Work to do:
Search the data for the word "would". Reproduce every line where it is found.

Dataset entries
============================================================
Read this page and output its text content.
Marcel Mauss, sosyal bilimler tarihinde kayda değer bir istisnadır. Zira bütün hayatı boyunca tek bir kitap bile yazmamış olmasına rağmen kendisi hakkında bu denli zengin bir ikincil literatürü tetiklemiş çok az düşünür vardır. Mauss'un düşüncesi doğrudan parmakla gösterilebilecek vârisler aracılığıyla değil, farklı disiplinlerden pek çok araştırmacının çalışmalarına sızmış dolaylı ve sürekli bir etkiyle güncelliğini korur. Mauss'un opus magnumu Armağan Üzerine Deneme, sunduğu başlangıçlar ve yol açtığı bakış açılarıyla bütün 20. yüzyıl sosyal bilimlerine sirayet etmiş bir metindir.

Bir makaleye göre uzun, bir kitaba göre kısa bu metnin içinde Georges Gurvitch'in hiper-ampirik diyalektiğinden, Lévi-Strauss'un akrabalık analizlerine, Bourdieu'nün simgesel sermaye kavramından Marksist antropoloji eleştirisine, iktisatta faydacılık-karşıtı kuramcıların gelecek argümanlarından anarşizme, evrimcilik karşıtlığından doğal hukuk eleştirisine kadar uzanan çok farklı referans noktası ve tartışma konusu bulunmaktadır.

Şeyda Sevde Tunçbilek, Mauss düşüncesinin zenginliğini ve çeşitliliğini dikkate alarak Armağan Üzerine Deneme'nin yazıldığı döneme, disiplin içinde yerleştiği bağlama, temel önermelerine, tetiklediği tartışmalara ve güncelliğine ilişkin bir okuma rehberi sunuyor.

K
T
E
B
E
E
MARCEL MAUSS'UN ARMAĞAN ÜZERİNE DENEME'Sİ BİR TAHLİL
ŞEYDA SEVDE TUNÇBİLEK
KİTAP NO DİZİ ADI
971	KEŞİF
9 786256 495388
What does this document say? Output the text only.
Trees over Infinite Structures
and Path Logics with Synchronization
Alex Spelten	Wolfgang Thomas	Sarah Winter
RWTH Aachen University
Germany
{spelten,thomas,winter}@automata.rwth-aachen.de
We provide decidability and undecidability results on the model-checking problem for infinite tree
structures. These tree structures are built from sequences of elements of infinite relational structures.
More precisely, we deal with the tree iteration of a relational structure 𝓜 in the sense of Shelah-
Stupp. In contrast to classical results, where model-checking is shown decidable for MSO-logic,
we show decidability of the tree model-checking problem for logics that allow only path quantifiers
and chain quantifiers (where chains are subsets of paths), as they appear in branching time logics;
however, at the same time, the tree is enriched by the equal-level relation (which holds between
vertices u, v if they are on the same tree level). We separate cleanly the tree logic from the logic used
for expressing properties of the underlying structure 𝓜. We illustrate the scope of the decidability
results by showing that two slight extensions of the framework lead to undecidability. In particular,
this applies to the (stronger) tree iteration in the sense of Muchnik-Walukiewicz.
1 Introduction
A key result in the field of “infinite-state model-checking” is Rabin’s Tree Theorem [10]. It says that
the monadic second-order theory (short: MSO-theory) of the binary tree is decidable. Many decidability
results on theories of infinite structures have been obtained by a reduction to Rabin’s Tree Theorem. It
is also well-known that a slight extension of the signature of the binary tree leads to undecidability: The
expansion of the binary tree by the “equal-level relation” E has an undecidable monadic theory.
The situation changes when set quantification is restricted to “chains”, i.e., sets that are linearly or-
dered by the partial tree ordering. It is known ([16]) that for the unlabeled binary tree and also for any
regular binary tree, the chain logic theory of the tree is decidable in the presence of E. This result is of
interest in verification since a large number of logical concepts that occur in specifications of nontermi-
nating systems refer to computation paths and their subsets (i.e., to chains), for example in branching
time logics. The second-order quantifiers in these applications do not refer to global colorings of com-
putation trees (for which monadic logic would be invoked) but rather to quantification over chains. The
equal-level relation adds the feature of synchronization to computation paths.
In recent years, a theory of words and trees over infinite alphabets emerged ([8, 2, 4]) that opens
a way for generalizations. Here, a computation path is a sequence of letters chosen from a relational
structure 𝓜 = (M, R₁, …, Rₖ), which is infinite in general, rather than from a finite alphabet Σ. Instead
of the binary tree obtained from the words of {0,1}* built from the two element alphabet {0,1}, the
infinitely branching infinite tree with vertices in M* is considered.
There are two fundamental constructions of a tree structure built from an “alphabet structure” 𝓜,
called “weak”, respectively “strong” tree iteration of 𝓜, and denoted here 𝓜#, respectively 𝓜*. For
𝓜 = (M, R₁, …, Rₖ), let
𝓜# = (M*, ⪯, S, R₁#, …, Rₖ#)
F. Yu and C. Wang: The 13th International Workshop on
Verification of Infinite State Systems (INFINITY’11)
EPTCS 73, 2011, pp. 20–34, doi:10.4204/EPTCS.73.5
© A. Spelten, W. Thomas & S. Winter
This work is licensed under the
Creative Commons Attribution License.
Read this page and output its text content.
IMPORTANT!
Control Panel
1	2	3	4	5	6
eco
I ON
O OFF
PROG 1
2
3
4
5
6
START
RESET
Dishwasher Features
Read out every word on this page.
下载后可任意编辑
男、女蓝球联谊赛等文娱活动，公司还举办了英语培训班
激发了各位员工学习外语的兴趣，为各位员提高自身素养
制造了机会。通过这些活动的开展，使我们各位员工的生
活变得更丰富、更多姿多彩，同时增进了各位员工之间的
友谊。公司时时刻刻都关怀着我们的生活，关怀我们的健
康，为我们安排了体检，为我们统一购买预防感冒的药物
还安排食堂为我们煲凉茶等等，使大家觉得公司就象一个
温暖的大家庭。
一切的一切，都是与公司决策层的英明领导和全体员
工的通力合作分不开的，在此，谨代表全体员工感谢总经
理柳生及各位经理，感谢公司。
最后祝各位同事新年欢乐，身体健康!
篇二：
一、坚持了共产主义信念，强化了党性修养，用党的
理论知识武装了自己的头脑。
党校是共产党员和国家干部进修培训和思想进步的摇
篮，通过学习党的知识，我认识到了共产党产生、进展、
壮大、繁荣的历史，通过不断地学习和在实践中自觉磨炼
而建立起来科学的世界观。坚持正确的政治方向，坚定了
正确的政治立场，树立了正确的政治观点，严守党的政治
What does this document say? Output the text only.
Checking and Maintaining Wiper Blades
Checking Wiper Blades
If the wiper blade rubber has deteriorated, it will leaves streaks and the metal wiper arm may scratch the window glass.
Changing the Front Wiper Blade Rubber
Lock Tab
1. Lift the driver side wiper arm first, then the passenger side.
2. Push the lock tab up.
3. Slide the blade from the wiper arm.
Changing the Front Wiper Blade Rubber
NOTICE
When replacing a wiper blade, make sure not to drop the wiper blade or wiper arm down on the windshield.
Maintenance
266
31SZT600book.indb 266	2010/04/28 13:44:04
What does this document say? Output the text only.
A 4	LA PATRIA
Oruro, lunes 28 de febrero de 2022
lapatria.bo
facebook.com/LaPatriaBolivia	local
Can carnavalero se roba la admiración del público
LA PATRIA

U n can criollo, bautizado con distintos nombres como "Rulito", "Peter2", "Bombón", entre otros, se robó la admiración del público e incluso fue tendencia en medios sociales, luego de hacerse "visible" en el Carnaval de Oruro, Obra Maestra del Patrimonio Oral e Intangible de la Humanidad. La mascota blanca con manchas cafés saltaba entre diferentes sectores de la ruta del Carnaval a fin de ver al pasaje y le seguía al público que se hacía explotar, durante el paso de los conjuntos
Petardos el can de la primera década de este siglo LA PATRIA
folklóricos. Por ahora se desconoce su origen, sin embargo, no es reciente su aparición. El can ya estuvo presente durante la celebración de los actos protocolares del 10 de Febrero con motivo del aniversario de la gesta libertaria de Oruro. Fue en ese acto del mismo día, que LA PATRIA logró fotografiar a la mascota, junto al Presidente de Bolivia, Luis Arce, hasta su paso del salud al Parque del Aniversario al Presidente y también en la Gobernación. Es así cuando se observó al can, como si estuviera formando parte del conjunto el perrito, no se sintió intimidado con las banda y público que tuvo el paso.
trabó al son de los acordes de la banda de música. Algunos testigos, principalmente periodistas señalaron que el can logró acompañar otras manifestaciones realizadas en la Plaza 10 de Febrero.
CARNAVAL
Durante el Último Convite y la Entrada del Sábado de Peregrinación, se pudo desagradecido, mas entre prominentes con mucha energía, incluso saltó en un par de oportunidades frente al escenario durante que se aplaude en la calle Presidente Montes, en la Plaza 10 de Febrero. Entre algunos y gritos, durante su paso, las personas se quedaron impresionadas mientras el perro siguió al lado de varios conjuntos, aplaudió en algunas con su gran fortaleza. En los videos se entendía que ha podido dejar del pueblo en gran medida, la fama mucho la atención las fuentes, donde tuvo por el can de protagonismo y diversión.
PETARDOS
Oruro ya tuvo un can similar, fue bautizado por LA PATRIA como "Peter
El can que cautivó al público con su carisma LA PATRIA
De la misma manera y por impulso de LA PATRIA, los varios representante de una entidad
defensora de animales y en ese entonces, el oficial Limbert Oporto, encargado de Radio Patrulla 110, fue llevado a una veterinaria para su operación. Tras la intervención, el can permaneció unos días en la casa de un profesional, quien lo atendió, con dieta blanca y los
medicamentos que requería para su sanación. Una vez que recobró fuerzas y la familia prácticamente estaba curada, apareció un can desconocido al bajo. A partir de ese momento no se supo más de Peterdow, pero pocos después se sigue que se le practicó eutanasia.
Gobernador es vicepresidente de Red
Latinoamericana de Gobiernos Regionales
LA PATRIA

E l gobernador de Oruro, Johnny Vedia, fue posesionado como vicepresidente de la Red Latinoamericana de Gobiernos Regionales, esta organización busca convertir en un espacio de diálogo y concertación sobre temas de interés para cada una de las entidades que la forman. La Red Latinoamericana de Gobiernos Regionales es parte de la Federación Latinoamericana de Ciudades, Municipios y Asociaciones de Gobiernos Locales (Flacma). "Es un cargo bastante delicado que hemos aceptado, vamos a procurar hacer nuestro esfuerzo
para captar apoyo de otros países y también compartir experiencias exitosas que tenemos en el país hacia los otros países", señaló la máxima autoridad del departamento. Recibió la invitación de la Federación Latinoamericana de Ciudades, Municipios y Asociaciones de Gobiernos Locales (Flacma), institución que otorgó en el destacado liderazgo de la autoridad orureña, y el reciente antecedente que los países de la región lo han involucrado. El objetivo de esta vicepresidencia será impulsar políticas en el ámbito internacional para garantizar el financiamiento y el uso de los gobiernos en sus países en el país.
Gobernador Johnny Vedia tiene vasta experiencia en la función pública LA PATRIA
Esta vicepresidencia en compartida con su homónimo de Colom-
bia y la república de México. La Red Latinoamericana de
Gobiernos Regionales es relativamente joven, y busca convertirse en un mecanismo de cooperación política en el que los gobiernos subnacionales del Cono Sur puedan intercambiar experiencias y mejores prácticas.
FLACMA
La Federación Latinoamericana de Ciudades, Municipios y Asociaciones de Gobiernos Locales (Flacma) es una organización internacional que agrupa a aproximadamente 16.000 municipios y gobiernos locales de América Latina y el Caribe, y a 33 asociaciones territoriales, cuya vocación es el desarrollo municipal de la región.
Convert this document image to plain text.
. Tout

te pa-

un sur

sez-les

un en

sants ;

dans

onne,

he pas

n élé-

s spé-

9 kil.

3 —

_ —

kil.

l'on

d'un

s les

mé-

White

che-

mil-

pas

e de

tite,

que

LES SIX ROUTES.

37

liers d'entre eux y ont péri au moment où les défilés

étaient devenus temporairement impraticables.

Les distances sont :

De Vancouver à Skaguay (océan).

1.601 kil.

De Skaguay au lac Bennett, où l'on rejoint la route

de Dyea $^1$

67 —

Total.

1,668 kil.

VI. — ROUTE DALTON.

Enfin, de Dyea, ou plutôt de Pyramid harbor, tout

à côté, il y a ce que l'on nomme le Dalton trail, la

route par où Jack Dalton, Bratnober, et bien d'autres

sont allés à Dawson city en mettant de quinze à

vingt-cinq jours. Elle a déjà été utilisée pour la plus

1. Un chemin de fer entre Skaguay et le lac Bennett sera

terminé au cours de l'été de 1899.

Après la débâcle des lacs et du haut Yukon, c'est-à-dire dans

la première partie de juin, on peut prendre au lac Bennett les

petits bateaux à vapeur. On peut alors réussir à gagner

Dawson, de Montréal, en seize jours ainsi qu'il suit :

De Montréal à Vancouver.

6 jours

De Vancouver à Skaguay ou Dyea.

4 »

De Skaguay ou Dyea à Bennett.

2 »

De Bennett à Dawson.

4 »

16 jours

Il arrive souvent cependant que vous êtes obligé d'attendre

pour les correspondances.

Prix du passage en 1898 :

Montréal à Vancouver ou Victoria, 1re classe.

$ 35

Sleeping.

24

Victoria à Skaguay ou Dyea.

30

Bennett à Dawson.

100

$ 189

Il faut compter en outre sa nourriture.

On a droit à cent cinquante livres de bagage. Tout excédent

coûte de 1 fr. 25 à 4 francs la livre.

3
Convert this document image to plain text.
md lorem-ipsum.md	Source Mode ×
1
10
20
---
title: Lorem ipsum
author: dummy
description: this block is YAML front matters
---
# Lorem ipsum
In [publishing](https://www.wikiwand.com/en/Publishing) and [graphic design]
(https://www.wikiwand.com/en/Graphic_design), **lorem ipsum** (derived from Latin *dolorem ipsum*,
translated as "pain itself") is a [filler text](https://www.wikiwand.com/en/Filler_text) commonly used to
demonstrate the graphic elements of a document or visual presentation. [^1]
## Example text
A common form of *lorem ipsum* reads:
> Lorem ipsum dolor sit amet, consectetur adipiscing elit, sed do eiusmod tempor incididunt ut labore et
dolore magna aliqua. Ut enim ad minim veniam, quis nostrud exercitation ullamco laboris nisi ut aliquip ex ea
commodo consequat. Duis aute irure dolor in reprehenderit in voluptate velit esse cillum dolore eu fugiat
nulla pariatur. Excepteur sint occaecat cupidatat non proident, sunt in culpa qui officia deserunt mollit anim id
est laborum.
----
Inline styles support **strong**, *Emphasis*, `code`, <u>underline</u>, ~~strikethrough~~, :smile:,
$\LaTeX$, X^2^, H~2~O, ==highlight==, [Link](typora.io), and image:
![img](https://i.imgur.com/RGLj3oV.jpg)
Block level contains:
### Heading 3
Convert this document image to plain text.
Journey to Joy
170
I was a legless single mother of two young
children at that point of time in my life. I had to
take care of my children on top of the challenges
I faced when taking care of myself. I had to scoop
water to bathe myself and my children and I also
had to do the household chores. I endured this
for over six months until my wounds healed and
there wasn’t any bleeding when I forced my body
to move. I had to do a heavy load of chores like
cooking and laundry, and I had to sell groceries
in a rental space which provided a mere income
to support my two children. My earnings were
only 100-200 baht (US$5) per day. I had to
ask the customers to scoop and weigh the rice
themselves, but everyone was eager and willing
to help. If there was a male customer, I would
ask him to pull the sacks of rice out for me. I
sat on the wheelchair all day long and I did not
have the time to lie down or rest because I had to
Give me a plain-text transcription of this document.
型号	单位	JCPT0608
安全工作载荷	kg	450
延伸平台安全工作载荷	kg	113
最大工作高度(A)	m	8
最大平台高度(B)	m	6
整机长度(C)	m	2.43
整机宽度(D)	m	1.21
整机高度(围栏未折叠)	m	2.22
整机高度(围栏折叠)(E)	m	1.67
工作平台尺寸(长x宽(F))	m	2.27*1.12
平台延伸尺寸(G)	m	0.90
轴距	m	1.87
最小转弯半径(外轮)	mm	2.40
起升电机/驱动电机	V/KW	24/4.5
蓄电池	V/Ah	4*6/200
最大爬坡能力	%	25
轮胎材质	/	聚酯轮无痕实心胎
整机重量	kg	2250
============================================================
Output:
putation trees (for which monadic logic would be invoked) but rather to quantification over chains. The
to help. If there was a male customer, I would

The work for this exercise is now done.